* [Written task]: Below are some entries. Output each one exactly as it appears.

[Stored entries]
— BEGIN —

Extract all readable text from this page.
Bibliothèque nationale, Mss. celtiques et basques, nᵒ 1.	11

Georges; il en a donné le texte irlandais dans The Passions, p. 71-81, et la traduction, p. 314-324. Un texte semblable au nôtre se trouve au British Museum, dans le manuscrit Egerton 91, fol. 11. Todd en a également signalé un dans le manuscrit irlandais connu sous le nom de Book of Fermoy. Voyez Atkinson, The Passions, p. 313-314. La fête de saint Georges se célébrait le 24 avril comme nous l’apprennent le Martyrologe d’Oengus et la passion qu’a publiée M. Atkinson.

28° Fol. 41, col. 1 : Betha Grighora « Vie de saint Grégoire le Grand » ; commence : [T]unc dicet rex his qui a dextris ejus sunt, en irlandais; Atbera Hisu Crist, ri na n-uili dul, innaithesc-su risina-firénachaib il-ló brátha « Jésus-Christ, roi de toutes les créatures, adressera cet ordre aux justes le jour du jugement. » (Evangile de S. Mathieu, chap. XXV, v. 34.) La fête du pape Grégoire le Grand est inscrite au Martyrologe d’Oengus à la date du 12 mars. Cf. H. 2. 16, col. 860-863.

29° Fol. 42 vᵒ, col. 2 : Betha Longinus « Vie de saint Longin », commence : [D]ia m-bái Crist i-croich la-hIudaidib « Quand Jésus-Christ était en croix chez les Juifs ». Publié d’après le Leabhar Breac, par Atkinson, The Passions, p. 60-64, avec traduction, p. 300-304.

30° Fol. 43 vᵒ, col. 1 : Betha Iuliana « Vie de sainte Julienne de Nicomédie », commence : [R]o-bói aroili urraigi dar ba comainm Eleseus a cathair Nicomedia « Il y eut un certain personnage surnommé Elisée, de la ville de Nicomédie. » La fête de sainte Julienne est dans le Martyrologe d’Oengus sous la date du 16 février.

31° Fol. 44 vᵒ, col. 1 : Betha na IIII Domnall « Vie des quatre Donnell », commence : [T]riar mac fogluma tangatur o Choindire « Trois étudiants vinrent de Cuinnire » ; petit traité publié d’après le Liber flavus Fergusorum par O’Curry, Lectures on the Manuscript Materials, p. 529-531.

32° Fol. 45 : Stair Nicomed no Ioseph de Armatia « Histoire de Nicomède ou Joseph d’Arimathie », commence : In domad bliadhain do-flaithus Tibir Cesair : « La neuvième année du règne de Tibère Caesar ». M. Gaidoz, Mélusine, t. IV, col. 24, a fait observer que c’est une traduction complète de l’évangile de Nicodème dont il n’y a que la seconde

— END —

* [Finished answer]:
Extract all readable text from this page.
Bibliothèque nationale, Mss. celtiques et basques, nᵒ 1.	11

Georges; il en a donné le texte irlandais dans The Passions, p. 71-81, et la traduction, p. 314-324. Un texte semblable au nôtre se trouve au British Museum, dans le manuscrit Egerton 91, fol. 11. Todd en a également signalé un dans le manuscrit irlandais connu sous le nom de Book of Fermoy. Voyez Atkinson, The Passions, p. 313-314. La fête de saint Georges se célébrait le 24 avril comme nous l’apprennent le Martyrologe d’Oengus et la passion qu’a publiée M. Atkinson.

28° Fol. 41, col. 1 : Betha Grighora « Vie de saint Grégoire le Grand » ; commence : [T]unc dicet rex his qui a dextris ejus sunt, en irlandais; Atbera Hisu Crist, ri na n-uili dul, innaithesc-su risina-firénachaib il-ló brátha « Jésus-Christ, roi de toutes les créatures, adressera cet ordre aux justes le jour du jugement. » (Evangile de S. Mathieu, chap. XXV, v. 34.) La fête du pape Grégoire le Grand est inscrite au Martyrologe d’Oengus à la date du 12 mars. Cf. H. 2. 16, col. 860-863.

29° Fol. 42 vᵒ, col. 2 : Betha Longinus « Vie de saint Longin », commence : [D]ia m-bái Crist i-croich la-hIudaidib « Quand Jésus-Christ était en croix chez les Juifs ». Publié d’après le Leabhar Breac, par Atkinson, The Passions, p. 60-64, avec traduction, p. 300-304.

30° Fol. 43 vᵒ, col. 1 : Betha Iuliana « Vie de sainte Julienne de Nicomédie », commence : [R]o-bói aroili urraigi dar ba comainm Eleseus a cathair Nicomedia « Il y eut un certain personnage surnommé Elisée, de la ville de Nicomédie. » La fête de sainte Julienne est dans le Martyrologe d’Oengus sous la date du 16 février.

31° Fol. 44 vᵒ, col. 1 : Betha na IIII Domnall « Vie des quatre Donnell », commence : [T]riar mac fogluma tangatur o Choindire « Trois étudiants vinrent de Cuinnire » ; petit traité publié d’après le Liber flavus Fergusorum par O’Curry, Lectures on the Manuscript Materials, p. 529-531.

32° Fol. 45 : Stair Nicomed no Ioseph de Armatia « Histoire de Nicomède ou Joseph d’Arimathie », commence : In domad bliadhain do-flaithus Tibir Cesair : « La neuvième année du règne de Tibère Caesar ». M. Gaidoz, Mélusine, t. IV, col. 24, a fait observer que c’est une traduction complète de l’évangile de Nicodème dont il n’y a que la seconde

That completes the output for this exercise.